**GIVEN REQUEST:**
Look through the listing for the word "Foam". Copy each line that has it.

## Begin DATA FOR PROCESSING

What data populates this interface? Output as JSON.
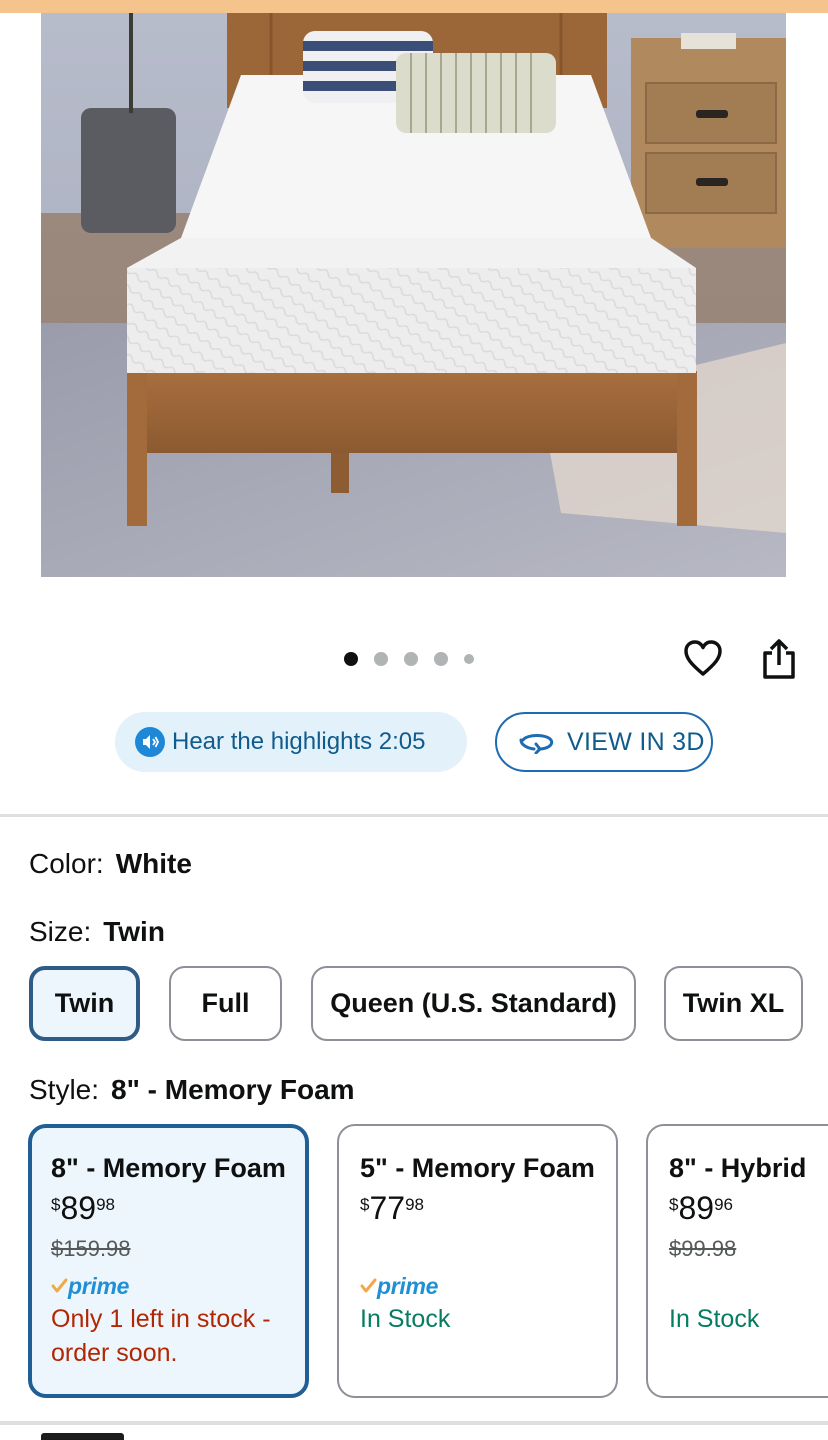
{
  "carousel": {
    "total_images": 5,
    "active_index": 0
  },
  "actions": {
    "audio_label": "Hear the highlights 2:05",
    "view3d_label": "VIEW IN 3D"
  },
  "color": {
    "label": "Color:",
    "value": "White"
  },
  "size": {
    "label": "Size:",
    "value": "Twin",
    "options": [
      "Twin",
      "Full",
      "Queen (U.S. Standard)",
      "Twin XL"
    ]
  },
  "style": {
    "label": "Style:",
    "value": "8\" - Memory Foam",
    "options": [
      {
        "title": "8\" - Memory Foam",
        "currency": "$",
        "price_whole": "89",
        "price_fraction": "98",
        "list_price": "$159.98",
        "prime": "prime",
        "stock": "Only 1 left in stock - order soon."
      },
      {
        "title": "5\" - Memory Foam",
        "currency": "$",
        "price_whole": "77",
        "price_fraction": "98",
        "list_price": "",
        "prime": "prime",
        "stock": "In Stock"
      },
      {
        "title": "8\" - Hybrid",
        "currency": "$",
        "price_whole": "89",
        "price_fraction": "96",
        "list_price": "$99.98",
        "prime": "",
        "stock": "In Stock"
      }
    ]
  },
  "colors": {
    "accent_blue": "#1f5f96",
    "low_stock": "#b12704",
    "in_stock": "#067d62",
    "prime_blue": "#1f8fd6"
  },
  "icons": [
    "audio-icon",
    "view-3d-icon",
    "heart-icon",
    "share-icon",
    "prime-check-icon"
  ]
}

## End DATA FOR PROCESSING
## Begin DATA FOR PROCESSING

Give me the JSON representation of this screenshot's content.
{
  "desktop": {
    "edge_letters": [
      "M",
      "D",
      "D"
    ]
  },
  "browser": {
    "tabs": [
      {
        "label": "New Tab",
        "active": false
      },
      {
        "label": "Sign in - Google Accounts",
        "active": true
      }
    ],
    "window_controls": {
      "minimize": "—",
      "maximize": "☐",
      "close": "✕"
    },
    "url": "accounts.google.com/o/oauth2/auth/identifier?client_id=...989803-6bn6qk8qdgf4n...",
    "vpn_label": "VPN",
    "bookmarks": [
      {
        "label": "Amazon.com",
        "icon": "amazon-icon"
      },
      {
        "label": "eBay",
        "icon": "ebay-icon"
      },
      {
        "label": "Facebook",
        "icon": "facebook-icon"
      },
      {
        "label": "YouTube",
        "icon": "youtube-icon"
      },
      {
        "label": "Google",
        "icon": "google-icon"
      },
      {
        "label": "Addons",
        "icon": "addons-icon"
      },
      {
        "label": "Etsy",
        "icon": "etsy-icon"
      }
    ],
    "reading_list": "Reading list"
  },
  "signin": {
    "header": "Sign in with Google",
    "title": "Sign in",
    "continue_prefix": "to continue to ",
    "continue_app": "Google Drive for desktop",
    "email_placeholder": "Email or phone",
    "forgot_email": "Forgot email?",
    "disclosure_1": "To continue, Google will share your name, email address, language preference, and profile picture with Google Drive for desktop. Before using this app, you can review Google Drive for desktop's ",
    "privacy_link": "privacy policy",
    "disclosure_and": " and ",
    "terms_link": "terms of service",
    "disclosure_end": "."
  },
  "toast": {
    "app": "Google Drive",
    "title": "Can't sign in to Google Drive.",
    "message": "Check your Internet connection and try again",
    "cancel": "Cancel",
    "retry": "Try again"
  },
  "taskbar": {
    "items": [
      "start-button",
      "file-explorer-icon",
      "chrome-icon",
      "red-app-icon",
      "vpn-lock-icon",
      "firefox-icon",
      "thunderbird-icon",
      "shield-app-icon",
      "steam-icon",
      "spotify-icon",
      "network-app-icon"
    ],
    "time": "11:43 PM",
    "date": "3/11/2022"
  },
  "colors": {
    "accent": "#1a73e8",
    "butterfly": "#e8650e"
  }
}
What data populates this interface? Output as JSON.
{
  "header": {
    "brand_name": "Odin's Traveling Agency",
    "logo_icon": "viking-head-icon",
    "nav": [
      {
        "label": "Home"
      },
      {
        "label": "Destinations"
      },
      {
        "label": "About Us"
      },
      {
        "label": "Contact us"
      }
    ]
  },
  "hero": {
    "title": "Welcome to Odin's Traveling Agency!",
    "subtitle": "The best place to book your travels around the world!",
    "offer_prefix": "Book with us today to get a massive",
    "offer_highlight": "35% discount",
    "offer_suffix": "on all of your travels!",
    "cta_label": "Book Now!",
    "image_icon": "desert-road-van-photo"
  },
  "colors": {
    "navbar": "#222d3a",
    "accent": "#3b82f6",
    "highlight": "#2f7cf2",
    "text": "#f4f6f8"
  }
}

## End DATA FOR PROCESSING
## Begin DATA FOR PROCESSING

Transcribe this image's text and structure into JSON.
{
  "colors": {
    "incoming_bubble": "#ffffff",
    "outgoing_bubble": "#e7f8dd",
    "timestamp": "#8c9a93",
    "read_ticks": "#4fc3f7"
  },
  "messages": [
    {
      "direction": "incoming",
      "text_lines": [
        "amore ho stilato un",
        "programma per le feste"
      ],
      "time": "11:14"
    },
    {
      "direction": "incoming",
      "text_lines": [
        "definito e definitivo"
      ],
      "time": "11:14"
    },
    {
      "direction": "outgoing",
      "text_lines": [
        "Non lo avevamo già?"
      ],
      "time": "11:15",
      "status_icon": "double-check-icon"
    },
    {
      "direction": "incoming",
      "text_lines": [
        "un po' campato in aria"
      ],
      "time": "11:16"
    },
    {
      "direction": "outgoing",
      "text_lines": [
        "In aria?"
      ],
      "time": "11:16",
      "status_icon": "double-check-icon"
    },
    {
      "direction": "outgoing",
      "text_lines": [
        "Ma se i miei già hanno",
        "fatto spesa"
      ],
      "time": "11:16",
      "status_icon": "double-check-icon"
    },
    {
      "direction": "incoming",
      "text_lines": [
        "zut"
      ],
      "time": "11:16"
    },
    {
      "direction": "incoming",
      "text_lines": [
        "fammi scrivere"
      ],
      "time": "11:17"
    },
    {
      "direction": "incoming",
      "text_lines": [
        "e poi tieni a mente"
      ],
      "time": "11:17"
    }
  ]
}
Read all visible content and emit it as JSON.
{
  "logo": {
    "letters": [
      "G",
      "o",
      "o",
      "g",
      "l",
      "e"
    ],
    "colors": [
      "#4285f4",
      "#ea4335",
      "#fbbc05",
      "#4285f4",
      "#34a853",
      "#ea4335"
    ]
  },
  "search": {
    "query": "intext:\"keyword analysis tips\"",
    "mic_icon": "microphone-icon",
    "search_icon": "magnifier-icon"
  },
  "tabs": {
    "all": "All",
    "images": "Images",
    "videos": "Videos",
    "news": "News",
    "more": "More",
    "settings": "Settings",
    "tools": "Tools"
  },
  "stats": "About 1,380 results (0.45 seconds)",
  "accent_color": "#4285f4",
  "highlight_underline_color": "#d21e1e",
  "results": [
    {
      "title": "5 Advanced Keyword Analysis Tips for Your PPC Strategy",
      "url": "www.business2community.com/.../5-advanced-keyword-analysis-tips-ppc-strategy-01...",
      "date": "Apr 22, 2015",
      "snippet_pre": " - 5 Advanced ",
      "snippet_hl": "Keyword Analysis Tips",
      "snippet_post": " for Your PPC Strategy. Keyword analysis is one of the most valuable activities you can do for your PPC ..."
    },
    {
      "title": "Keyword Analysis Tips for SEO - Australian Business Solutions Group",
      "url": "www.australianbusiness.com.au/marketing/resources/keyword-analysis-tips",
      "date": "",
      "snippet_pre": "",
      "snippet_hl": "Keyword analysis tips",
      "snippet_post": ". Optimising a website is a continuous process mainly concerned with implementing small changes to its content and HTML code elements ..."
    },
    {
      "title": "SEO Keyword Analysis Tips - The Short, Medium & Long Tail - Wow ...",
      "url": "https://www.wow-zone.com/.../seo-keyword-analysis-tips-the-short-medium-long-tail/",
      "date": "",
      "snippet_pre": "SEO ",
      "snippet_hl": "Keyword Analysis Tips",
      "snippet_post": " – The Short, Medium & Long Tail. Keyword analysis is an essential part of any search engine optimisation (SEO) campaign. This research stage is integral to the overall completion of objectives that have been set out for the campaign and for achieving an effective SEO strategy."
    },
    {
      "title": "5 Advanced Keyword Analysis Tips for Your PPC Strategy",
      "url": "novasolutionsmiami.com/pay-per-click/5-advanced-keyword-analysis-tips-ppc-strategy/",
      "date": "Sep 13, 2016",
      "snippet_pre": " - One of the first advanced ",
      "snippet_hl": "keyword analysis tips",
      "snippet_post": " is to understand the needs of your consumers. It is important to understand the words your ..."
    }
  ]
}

## End DATA FOR PROCESSING

**EXERCISE RESULT:**
    "value": "8\" - Memory Foam",
        "title": "8\" - Memory Foam",
        "title": "5\" - Memory Foam",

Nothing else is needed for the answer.